Saved entries:
---+---
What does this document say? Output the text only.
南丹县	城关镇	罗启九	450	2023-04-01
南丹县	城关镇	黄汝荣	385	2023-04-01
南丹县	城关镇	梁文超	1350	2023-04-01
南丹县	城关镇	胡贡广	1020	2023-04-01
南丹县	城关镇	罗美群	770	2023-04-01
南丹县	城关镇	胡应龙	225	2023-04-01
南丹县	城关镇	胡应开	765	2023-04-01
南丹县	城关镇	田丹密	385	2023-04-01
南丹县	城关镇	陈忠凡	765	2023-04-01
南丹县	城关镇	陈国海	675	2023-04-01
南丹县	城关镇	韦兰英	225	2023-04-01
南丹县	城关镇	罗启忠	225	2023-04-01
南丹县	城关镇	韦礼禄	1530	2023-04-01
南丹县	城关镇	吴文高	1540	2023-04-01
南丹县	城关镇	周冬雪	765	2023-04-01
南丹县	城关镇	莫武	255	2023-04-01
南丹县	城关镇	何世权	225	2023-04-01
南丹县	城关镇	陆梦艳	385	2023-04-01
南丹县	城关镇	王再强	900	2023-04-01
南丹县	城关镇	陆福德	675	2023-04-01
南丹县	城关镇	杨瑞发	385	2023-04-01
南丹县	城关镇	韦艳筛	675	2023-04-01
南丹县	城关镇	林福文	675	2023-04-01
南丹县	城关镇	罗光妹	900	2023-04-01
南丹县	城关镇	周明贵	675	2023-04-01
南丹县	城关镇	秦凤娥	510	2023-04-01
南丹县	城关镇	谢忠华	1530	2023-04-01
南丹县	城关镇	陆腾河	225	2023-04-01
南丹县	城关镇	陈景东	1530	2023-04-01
---+---
**Job**. Reproduce the full listing word for word.

**Answer to this exercise**.
What does this document say? Output the text only.
南丹县	城关镇	罗启九	450	2023-04-01
南丹县	城关镇	黄汝荣	385	2023-04-01
南丹县	城关镇	梁文超	1350	2023-04-01
南丹县	城关镇	胡贡广	1020	2023-04-01
南丹县	城关镇	罗美群	770	2023-04-01
南丹县	城关镇	胡应龙	225	2023-04-01
南丹县	城关镇	胡应开	765	2023-04-01
南丹县	城关镇	田丹密	385	2023-04-01
南丹县	城关镇	陈忠凡	765	2023-04-01
南丹县	城关镇	陈国海	675	2023-04-01
南丹县	城关镇	韦兰英	225	2023-04-01
南丹县	城关镇	罗启忠	225	2023-04-01
南丹县	城关镇	韦礼禄	1530	2023-04-01
南丹县	城关镇	吴文高	1540	2023-04-01
南丹县	城关镇	周冬雪	765	2023-04-01
南丹县	城关镇	莫武	255	2023-04-01
南丹县	城关镇	何世权	225	2023-04-01
南丹县	城关镇	陆梦艳	385	2023-04-01
南丹县	城关镇	王再强	900	2023-04-01
南丹县	城关镇	陆福德	675	2023-04-01
南丹县	城关镇	杨瑞发	385	2023-04-01
南丹县	城关镇	韦艳筛	675	2023-04-01
南丹县	城关镇	林福文	675	2023-04-01
南丹县	城关镇	罗光妹	900	2023-04-01
南丹县	城关镇	周明贵	675	2023-04-01
南丹县	城关镇	秦凤娥	510	2023-04-01
南丹县	城关镇	谢忠华	1530	2023-04-01
南丹县	城关镇	陆腾河	225	2023-04-01
南丹县	城关镇	陈景东	1530	2023-04-01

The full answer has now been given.